## [Provided information]

================================

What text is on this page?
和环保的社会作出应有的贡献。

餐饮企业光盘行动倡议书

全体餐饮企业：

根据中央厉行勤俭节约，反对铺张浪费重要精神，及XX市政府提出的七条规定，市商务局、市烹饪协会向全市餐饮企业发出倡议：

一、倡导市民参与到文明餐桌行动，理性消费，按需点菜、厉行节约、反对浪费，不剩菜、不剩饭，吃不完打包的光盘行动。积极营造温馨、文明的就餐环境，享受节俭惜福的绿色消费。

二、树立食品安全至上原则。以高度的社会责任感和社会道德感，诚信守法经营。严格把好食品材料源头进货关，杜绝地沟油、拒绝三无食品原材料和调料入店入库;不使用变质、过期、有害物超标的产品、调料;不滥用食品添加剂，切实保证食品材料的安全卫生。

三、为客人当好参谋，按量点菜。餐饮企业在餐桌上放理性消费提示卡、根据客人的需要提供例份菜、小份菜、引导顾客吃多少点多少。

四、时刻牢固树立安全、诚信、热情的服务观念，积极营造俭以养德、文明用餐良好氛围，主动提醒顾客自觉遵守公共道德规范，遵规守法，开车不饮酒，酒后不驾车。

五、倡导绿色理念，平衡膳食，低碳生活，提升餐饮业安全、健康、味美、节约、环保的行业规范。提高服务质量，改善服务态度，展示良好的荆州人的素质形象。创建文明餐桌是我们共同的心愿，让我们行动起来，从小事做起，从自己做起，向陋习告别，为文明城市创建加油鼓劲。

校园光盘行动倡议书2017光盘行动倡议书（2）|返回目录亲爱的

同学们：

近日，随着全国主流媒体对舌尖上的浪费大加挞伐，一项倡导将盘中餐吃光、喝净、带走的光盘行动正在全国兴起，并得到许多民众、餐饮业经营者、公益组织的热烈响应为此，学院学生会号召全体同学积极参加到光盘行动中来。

================================

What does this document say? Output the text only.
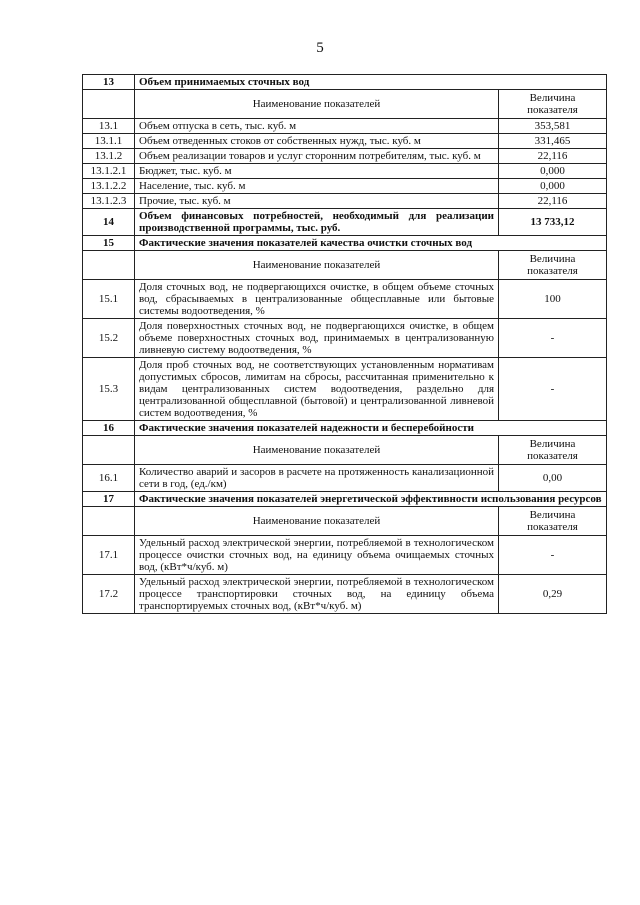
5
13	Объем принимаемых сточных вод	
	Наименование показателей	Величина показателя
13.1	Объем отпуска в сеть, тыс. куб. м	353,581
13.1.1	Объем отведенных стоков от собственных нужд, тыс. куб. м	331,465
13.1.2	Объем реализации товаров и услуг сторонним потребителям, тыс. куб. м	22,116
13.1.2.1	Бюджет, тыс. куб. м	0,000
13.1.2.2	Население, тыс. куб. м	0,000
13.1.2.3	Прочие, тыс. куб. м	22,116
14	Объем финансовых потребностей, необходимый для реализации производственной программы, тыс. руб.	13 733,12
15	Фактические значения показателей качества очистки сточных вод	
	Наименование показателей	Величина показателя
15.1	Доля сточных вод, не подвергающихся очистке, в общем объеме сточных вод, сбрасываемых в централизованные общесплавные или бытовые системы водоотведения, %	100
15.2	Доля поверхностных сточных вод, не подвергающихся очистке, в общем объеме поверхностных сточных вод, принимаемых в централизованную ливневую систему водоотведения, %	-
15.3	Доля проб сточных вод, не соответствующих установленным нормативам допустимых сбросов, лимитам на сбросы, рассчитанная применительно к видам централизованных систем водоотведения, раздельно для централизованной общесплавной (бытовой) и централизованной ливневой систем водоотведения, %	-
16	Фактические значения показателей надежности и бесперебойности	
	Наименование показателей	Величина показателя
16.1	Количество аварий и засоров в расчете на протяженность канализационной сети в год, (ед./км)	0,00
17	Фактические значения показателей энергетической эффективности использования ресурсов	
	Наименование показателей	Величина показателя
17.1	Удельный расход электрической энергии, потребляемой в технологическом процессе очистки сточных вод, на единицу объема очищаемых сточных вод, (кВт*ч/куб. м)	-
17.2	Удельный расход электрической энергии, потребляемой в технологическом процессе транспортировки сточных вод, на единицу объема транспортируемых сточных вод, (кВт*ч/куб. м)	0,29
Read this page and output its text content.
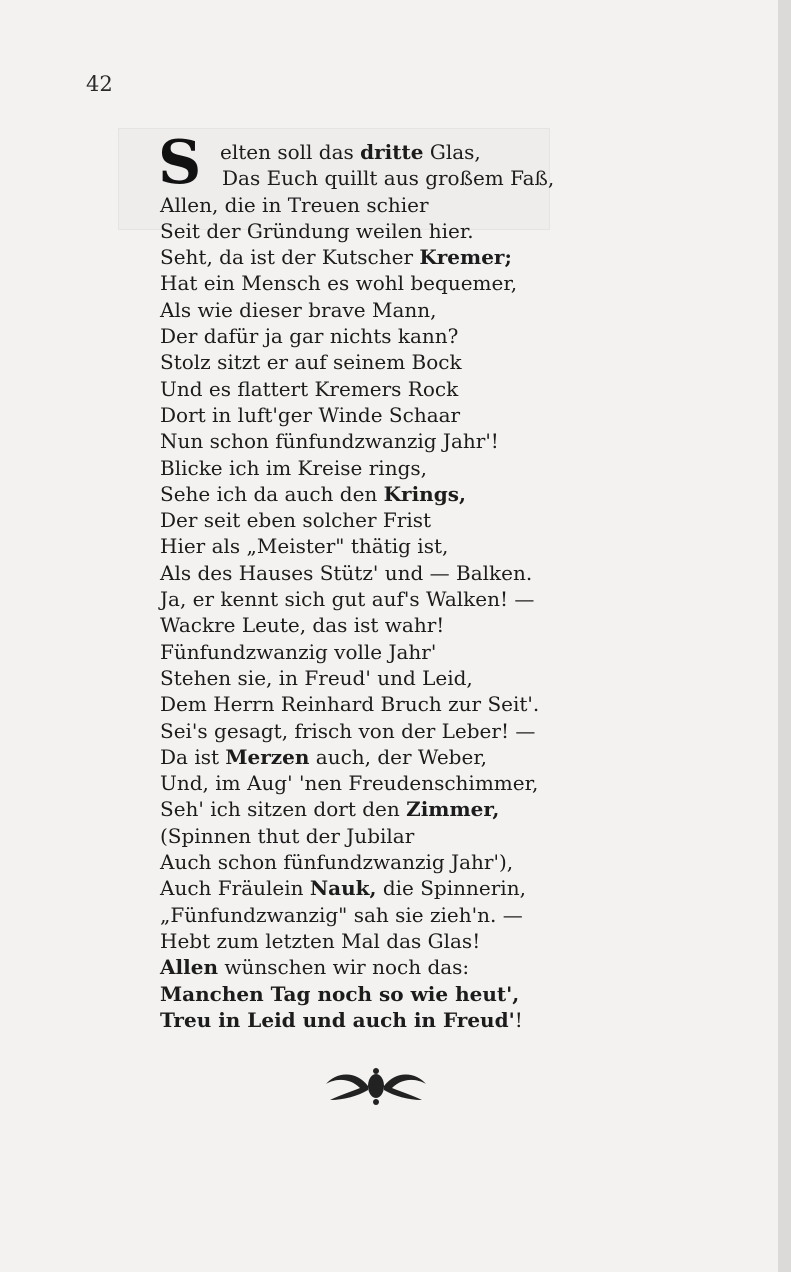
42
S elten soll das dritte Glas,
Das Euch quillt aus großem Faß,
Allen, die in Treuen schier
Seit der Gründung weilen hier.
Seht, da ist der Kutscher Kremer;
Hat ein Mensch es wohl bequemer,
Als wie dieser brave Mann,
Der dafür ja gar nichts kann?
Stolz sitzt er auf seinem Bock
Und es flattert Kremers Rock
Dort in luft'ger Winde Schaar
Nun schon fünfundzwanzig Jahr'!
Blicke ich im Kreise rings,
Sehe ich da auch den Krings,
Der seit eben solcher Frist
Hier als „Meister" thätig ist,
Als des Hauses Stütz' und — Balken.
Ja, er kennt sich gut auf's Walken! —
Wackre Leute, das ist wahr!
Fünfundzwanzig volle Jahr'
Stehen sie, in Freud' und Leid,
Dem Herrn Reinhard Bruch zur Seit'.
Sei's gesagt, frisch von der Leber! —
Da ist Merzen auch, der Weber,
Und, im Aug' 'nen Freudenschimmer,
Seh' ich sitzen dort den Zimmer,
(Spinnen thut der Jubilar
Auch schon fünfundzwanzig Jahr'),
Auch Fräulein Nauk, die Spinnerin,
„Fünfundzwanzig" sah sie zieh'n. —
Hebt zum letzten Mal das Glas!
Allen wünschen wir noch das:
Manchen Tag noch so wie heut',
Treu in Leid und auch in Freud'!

================================

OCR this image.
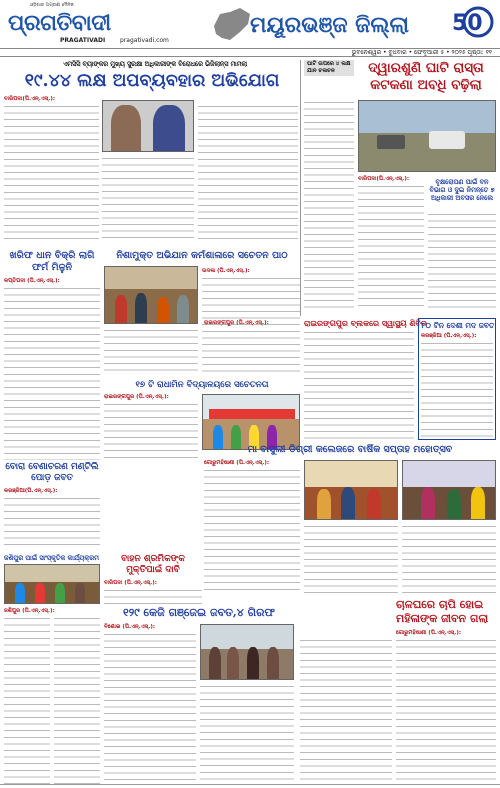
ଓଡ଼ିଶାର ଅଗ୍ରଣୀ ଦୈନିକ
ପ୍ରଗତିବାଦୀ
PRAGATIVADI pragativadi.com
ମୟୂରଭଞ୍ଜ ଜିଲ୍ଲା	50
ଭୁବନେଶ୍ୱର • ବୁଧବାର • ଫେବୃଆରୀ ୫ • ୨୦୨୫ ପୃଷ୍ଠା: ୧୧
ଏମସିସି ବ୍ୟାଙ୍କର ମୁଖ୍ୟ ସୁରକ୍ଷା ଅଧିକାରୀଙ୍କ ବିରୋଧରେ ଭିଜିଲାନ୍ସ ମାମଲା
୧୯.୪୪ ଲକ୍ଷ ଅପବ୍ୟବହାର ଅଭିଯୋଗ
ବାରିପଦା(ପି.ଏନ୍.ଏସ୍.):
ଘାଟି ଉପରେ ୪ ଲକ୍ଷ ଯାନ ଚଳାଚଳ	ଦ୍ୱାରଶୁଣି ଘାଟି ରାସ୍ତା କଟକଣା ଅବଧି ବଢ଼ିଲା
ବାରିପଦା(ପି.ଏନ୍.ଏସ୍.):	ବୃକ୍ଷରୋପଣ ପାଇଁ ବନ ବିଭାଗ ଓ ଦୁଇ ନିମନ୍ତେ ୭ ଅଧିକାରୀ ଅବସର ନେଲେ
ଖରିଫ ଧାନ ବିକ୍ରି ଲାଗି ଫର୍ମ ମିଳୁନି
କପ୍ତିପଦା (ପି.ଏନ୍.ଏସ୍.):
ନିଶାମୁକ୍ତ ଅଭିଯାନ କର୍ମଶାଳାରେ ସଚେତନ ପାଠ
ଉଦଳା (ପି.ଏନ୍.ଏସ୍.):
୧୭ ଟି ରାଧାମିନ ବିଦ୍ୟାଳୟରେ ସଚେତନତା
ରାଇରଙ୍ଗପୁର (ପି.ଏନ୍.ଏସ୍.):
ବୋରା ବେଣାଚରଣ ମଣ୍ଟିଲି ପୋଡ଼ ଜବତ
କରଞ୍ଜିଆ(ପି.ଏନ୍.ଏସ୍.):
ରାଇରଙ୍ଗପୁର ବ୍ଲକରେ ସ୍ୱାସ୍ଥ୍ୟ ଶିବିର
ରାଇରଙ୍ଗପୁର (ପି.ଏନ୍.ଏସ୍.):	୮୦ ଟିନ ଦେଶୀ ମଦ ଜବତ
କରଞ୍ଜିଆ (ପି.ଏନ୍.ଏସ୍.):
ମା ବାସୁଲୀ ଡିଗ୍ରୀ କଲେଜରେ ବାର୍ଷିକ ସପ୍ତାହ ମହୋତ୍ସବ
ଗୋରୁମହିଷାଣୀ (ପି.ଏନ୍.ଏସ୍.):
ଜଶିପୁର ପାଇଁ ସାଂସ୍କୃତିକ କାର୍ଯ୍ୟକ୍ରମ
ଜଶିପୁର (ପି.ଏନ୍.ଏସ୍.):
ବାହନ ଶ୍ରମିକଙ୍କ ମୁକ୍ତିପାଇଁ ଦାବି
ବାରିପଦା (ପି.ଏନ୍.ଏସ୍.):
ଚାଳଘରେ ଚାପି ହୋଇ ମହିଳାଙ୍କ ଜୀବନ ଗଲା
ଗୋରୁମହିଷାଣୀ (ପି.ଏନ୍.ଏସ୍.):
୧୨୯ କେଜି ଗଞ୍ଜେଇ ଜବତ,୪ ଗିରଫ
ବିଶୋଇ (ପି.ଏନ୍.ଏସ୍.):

================================

## [Task details]
Copy every line that contains the string "Allen".

## [Full solution]
Allen, die in Treuen schier
Allen wünschen wir noch das:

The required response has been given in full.